REQUIREMENTS ▸
Would you write out the entries below, every one of them, exactly?

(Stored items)
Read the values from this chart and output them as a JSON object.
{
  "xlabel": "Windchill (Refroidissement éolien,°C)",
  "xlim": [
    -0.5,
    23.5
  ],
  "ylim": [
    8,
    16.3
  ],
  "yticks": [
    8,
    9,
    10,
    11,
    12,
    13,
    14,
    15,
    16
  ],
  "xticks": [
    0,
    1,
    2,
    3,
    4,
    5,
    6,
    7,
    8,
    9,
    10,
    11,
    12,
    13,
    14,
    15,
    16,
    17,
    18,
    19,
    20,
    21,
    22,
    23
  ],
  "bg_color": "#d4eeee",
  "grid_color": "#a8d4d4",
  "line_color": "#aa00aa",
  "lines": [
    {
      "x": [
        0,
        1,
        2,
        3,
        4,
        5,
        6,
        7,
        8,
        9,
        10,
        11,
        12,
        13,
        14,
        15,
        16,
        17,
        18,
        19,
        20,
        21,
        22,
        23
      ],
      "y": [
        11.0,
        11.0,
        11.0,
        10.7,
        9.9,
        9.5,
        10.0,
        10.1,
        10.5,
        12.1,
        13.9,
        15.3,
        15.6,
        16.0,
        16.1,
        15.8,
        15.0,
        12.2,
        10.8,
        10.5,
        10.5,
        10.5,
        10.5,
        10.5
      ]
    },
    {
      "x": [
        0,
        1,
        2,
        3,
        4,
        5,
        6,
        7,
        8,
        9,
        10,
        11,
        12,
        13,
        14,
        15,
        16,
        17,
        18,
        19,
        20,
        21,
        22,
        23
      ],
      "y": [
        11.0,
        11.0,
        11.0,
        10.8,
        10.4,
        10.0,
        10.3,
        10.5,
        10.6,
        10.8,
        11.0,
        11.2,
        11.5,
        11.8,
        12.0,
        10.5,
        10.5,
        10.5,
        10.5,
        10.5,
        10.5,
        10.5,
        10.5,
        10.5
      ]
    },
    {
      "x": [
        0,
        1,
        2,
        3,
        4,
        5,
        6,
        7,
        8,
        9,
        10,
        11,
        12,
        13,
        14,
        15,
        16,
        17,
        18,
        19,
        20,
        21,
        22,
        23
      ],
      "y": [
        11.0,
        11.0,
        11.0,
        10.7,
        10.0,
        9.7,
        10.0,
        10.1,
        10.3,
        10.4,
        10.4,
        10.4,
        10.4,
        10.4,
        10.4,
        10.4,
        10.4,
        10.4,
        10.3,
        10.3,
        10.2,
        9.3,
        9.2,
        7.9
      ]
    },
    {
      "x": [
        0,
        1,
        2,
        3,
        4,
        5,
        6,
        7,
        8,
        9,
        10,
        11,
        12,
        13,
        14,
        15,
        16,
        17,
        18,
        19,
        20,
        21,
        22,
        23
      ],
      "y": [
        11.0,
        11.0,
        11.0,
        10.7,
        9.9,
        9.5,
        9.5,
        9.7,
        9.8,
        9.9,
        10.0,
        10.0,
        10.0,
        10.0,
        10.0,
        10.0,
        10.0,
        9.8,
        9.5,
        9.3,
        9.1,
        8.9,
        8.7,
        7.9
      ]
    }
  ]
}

EXERCISE RESPONSE ▸
Read the values from this chart and output them as a JSON object.
{
  "xlabel": "Windchill (Refroidissement éolien,°C)",
  "xlim": [
    -0.5,
    23.5
  ],
  "ylim": [
    8,
    16.3
  ],
  "yticks": [
    8,
    9,
    10,
    11,
    12,
    13,
    14,
    15,
    16
  ],
  "xticks": [
    0,
    1,
    2,
    3,
    4,
    5,
    6,
    7,
    8,
    9,
    10,
    11,
    12,
    13,
    14,
    15,
    16,
    17,
    18,
    19,
    20,
    21,
    22,
    23
  ],
  "bg_color": "#d4eeee",
  "grid_color": "#a8d4d4",
  "line_color": "#aa00aa",
  "lines": [
    {
      "x": [
        0,
        1,
        2,
        3,
        4,
        5,
        6,
        7,
        8,
        9,
        10,
        11,
        12,
        13,
        14,
        15,
        16,
        17,
        18,
        19,
        20,
        21,
        22,
        23
      ],
      "y": [
        11.0,
        11.0,
        11.0,
        10.7,
        9.9,
        9.5,
        10.0,
        10.1,
        10.5,
        12.1,
        13.9,
        15.3,
        15.6,
        16.0,
        16.1,
        15.8,
        15.0,
        12.2,
        10.8,
        10.5,
        10.5,
        10.5,
        10.5,
        10.5
      ]
    },
    {
      "x": [
        0,
        1,
        2,
        3,
        4,
        5,
        6,
        7,
        8,
        9,
        10,
        11,
        12,
        13,
        14,
        15,
        16,
        17,
        18,
        19,
        20,
        21,
        22,
        23
      ],
      "y": [
        11.0,
        11.0,
        11.0,
        10.8,
        10.4,
        10.0,
        10.3,
        10.5,
        10.6,
        10.8,
        11.0,
        11.2,
        11.5,
        11.8,
        12.0,
        10.5,
        10.5,
        10.5,
        10.5,
        10.5,
        10.5,
        10.5,
        10.5,
        10.5
      ]
    },
    {
      "x": [
        0,
        1,
        2,
        3,
        4,
        5,
        6,
        7,
        8,
        9,
        10,
        11,
        12,
        13,
        14,
        15,
        16,
        17,
        18,
        19,
        20,
        21,
        22,
        23
      ],
      "y": [
        11.0,
        11.0,
        11.0,
        10.7,
        10.0,
        9.7,
        10.0,
        10.1,
        10.3,
        10.4,
        10.4,
        10.4,
        10.4,
        10.4,
        10.4,
        10.4,
        10.4,
        10.4,
        10.3,
        10.3,
        10.2,
        9.3,
        9.2,
        7.9
      ]
    },
    {
      "x": [
        0,
        1,
        2,
        3,
        4,
        5,
        6,
        7,
        8,
        9,
        10,
        11,
        12,
        13,
        14,
        15,
        16,
        17,
        18,
        19,
        20,
        21,
        22,
        23
      ],
      "y": [
        11.0,
        11.0,
        11.0,
        10.7,
        9.9,
        9.5,
        9.5,
        9.7,
        9.8,
        9.9,
        10.0,
        10.0,
        10.0,
        10.0,
        10.0,
        10.0,
        10.0,
        9.8,
        9.5,
        9.3,
        9.1,
        8.9,
        8.7,
        7.9
      ]
    }
  ]
}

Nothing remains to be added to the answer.